» **Data provided**
----------------

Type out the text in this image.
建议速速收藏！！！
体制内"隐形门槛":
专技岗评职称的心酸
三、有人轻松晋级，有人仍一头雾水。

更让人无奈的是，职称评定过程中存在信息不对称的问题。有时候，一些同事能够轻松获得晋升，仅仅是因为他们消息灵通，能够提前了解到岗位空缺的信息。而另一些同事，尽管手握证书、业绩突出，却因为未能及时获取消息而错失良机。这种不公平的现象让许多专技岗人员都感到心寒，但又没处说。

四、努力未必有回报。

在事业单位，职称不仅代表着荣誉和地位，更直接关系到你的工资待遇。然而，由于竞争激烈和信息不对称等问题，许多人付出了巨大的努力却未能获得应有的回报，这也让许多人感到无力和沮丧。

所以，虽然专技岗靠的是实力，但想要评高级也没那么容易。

----------------

Word for word, write out all of the data above.

» **Result for this exercise**
Type out the text in this image.
建议速速收藏！！！
体制内"隐形门槛":
专技岗评职称的心酸
三、有人轻松晋级，有人仍一头雾水。

更让人无奈的是，职称评定过程中存在信息不对称的问题。有时候，一些同事能够轻松获得晋升，仅仅是因为他们消息灵通，能够提前了解到岗位空缺的信息。而另一些同事，尽管手握证书、业绩突出，却因为未能及时获取消息而错失良机。这种不公平的现象让许多专技岗人员都感到心寒，但又没处说。

四、努力未必有回报。

在事业单位，职称不仅代表着荣誉和地位，更直接关系到你的工资待遇。然而，由于竞争激烈和信息不对称等问题，许多人付出了巨大的努力却未能获得应有的回报，这也让许多人感到无力和沮丧。

所以，虽然专技岗靠的是实力，但想要评高级也没那么容易。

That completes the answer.